» **The task**:
Below are some records. Say how many of their lines contain the string "this", and give nothing but the number.

* START Dataset rows *

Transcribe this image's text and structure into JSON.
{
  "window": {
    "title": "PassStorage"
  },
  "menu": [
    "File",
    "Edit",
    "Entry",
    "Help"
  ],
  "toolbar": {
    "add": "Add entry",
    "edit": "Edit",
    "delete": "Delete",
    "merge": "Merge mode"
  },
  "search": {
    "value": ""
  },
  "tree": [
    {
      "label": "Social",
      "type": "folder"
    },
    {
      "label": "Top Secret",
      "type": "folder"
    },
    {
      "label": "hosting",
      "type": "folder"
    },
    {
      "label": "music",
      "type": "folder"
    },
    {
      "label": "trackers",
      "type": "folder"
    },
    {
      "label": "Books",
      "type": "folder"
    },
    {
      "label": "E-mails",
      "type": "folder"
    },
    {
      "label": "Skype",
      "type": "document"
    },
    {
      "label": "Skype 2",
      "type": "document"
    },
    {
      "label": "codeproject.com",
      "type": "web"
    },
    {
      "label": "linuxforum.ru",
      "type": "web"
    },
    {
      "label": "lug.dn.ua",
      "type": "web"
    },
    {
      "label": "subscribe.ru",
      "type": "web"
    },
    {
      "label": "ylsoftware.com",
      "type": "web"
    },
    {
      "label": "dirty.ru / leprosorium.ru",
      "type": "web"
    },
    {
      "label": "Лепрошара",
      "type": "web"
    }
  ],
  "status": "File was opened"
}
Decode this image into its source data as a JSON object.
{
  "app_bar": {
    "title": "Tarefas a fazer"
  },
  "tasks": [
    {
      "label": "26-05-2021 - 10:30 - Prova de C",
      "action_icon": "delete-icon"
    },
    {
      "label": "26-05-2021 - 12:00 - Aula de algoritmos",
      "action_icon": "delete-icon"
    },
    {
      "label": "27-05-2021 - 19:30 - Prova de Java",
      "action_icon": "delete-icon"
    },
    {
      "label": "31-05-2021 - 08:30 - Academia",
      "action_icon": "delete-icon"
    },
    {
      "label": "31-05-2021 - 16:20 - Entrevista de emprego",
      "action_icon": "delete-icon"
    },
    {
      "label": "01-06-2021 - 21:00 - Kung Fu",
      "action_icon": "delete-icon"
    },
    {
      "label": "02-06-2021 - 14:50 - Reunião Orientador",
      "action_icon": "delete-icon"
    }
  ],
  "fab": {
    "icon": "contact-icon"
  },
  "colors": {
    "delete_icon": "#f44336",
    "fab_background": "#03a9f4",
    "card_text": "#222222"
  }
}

* END Dataset rows *

» **Reply**:
2